═══ Supplied entries ═══
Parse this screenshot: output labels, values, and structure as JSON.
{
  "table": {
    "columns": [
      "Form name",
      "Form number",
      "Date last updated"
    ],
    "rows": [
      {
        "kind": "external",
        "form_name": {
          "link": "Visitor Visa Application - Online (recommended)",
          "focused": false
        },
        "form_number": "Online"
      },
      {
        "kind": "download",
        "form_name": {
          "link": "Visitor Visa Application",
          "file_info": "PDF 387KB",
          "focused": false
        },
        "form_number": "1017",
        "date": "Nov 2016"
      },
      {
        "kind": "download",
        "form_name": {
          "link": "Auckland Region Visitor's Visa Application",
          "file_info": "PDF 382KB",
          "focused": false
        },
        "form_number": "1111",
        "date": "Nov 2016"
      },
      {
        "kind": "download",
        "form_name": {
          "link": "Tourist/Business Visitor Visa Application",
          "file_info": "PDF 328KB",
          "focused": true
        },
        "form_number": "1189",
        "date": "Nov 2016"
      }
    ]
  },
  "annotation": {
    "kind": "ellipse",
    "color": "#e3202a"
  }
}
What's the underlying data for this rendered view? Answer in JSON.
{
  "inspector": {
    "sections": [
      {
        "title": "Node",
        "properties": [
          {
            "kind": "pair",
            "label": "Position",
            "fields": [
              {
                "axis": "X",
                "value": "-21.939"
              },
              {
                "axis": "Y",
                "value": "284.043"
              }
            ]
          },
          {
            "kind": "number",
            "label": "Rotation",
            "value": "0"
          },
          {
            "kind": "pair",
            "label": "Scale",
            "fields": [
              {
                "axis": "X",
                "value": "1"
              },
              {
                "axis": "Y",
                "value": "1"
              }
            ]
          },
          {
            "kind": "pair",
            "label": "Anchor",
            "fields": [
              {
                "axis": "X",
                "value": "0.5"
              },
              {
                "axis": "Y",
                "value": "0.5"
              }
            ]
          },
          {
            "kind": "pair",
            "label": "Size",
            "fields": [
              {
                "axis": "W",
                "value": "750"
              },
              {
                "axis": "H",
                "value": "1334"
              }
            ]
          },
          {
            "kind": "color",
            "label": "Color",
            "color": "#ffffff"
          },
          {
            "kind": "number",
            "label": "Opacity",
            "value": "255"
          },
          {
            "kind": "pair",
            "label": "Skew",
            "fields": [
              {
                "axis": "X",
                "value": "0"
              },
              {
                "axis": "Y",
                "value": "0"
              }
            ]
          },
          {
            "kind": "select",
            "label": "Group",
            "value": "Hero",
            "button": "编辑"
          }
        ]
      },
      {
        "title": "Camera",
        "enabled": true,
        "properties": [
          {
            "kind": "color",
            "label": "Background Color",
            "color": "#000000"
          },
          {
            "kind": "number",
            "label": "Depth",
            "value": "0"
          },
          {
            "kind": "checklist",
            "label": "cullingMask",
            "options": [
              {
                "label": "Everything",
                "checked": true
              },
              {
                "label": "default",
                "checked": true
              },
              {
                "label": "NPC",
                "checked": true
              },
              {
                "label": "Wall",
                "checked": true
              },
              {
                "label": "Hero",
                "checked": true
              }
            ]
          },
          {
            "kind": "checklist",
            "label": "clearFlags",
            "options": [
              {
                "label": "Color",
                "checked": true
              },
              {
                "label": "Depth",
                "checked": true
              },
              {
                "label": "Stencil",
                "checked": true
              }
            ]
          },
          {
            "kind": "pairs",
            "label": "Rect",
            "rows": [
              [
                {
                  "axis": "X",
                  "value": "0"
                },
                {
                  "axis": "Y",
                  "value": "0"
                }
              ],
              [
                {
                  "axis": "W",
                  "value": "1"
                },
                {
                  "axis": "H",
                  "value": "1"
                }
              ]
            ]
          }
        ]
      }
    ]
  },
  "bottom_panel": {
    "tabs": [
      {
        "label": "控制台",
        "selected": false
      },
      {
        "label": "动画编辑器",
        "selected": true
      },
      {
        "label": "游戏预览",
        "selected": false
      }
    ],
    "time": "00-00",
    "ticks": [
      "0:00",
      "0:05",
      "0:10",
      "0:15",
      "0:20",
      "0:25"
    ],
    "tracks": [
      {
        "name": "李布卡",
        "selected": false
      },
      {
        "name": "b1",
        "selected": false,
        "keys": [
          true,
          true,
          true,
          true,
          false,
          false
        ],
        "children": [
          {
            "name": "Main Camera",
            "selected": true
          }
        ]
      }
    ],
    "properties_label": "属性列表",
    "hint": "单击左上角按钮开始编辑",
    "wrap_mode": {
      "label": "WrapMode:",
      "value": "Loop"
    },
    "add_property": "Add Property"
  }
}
═══
Select all lines in the listing that include the word "Application".

**Response below:**
          "link": "Visitor Visa Application - Online (recommended)",
          "link": "Visitor Visa Application",
          "link": "Auckland Region Visitor's Visa Application",
          "link": "Tourist/Business Visitor Visa Application",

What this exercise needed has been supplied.